Written exercise
Repeat the collection entries below line for line, with no changes.

[Collection entries]
++++++++

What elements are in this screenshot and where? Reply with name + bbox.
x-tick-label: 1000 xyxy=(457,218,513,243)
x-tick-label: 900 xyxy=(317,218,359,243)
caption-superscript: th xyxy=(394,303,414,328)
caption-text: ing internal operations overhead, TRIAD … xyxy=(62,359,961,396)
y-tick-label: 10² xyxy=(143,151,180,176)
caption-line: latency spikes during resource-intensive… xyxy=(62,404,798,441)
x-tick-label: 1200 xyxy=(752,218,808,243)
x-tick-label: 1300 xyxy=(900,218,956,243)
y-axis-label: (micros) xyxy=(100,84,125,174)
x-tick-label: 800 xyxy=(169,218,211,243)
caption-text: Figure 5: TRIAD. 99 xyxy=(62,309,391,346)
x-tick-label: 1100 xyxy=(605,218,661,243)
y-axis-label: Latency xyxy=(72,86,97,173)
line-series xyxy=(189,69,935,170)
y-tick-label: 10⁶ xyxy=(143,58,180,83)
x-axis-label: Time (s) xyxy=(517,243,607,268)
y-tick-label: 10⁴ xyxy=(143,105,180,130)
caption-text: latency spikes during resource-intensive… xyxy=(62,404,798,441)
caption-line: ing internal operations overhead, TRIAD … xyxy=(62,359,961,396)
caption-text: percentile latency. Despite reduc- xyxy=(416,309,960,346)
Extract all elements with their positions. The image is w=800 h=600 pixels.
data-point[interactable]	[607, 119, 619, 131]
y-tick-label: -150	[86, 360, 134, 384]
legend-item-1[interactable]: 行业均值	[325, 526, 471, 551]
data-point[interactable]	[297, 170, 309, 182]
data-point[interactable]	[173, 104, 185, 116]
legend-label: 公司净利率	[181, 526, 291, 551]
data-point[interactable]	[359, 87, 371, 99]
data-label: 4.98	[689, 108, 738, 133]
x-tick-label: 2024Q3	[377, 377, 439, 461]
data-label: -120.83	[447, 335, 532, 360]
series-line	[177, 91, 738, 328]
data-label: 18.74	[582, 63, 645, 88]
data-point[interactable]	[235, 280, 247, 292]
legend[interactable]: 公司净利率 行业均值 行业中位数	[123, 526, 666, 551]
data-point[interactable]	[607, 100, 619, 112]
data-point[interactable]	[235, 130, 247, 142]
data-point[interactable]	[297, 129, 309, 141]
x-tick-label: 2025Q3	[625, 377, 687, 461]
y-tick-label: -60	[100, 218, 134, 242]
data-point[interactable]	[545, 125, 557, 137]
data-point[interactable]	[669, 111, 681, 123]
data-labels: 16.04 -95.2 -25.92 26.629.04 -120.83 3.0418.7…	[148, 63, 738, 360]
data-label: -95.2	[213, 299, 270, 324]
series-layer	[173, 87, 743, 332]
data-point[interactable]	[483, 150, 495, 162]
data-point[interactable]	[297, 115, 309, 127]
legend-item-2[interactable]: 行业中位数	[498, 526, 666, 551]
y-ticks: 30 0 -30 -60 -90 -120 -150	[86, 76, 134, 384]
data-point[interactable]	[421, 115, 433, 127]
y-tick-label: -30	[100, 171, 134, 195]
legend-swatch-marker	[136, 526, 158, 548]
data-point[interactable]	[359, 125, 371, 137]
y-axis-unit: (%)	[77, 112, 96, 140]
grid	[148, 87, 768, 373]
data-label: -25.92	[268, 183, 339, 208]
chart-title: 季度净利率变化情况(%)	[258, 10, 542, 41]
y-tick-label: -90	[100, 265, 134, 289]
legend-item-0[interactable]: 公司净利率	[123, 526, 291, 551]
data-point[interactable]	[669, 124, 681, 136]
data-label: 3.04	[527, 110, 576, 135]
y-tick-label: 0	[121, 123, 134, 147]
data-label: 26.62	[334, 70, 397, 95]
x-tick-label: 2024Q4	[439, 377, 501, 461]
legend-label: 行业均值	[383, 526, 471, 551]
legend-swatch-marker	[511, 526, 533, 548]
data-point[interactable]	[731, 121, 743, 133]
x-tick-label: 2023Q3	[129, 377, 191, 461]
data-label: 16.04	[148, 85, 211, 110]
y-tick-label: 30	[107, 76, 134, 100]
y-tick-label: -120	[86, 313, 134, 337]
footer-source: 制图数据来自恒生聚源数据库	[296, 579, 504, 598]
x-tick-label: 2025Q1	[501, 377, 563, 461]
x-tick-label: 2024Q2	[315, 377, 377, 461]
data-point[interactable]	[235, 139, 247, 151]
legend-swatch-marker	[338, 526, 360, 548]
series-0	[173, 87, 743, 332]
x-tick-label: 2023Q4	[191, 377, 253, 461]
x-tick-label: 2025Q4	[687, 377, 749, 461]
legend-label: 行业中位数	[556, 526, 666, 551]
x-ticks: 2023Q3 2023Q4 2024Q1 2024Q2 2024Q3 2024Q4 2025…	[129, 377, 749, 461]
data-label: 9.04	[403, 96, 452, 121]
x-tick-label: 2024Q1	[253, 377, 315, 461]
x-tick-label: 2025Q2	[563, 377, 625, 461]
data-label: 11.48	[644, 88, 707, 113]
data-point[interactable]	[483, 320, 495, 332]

++++++++

Answer
What elements are in this screenshot and where? Reply with name + bbox.
x-tick-label: 1000 xyxy=(457,218,513,243)
x-tick-label: 900 xyxy=(317,218,359,243)
caption-superscript: th xyxy=(394,303,414,328)
caption-text: ing internal operations overhead, TRIAD … xyxy=(62,359,961,396)
y-tick-label: 10² xyxy=(143,151,180,176)
caption-line: latency spikes during resource-intensive… xyxy=(62,404,798,441)
x-tick-label: 1200 xyxy=(752,218,808,243)
x-tick-label: 1300 xyxy=(900,218,956,243)
y-axis-label: (micros) xyxy=(100,84,125,174)
x-tick-label: 800 xyxy=(169,218,211,243)
caption-text: Figure 5: TRIAD. 99 xyxy=(62,309,391,346)
x-tick-label: 1100 xyxy=(605,218,661,243)
y-axis-label: Latency xyxy=(72,86,97,173)
line-series xyxy=(189,69,935,170)
y-tick-label: 10⁶ xyxy=(143,58,180,83)
x-axis-label: Time (s) xyxy=(517,243,607,268)
y-tick-label: 10⁴ xyxy=(143,105,180,130)
caption-text: latency spikes during resource-intensive… xyxy=(62,404,798,441)
caption-line: ing internal operations overhead, TRIAD … xyxy=(62,359,961,396)
caption-text: percentile latency. Despite reduc- xyxy=(416,309,960,346)
Extract all elements with their positions. The image is w=800 h=600 pixels.
data-point[interactable]	[607, 119, 619, 131]
y-tick-label: -150	[86, 360, 134, 384]
legend-item-1[interactable]: 行业均值	[325, 526, 471, 551]
data-point[interactable]	[297, 170, 309, 182]
data-point[interactable]	[173, 104, 185, 116]
legend-label: 公司净利率	[181, 526, 291, 551]
data-point[interactable]	[359, 87, 371, 99]
data-label: 4.98	[689, 108, 738, 133]
x-tick-label: 2024Q3	[377, 377, 439, 461]
data-label: -120.83	[447, 335, 532, 360]
series-line	[177, 91, 738, 328]
data-label: 18.74	[582, 63, 645, 88]
data-point[interactable]	[235, 280, 247, 292]
legend[interactable]: 公司净利率 行业均值 行业中位数	[123, 526, 666, 551]
data-point[interactable]	[607, 100, 619, 112]
data-point[interactable]	[235, 130, 247, 142]
data-point[interactable]	[297, 129, 309, 141]
x-tick-label: 2025Q3	[625, 377, 687, 461]
y-tick-label: -60	[100, 218, 134, 242]
data-point[interactable]	[545, 125, 557, 137]
data-point[interactable]	[669, 111, 681, 123]
data-labels: 16.04 -95.2 -25.92 26.629.04 -120.83 3.0418.7…	[148, 63, 738, 360]
data-label: -95.2	[213, 299, 270, 324]
series-layer	[173, 87, 743, 332]
data-point[interactable]	[483, 150, 495, 162]
data-point[interactable]	[297, 115, 309, 127]
legend-item-2[interactable]: 行业中位数	[498, 526, 666, 551]
y-ticks: 30 0 -30 -60 -90 -120 -150	[86, 76, 134, 384]
data-point[interactable]	[421, 115, 433, 127]
y-tick-label: -30	[100, 171, 134, 195]
legend-swatch-marker	[136, 526, 158, 548]
data-point[interactable]	[359, 125, 371, 137]
y-axis-unit: (%)	[77, 112, 96, 140]
grid	[148, 87, 768, 373]
data-label: -25.92	[268, 183, 339, 208]
chart-title: 季度净利率变化情况(%)	[258, 10, 542, 41]
y-tick-label: -90	[100, 265, 134, 289]
legend-item-0[interactable]: 公司净利率	[123, 526, 291, 551]
data-point[interactable]	[669, 124, 681, 136]
data-label: 3.04	[527, 110, 576, 135]
y-tick-label: 0	[121, 123, 134, 147]
data-label: 26.62	[334, 70, 397, 95]
x-tick-label: 2024Q4	[439, 377, 501, 461]
legend-label: 行业均值	[383, 526, 471, 551]
legend-swatch-marker	[511, 526, 533, 548]
data-point[interactable]	[731, 121, 743, 133]
x-tick-label: 2023Q3	[129, 377, 191, 461]
data-label: 16.04	[148, 85, 211, 110]
y-tick-label: 30	[107, 76, 134, 100]
y-tick-label: -120	[86, 313, 134, 337]
footer-source: 制图数据来自恒生聚源数据库	[296, 579, 504, 598]
x-tick-label: 2025Q1	[501, 377, 563, 461]
x-tick-label: 2024Q2	[315, 377, 377, 461]
data-point[interactable]	[235, 139, 247, 151]
legend-swatch-marker	[338, 526, 360, 548]
series-0	[173, 87, 743, 332]
x-tick-label: 2023Q4	[191, 377, 253, 461]
x-tick-label: 2025Q4	[687, 377, 749, 461]
legend-label: 行业中位数	[556, 526, 666, 551]
x-ticks: 2023Q3 2023Q4 2024Q1 2024Q2 2024Q3 2024Q4 2025…	[129, 377, 749, 461]
data-label: 9.04	[403, 96, 452, 121]
x-tick-label: 2024Q1	[253, 377, 315, 461]
x-tick-label: 2025Q2	[563, 377, 625, 461]
data-label: 11.48	[644, 88, 707, 113]
data-point[interactable]	[483, 320, 495, 332]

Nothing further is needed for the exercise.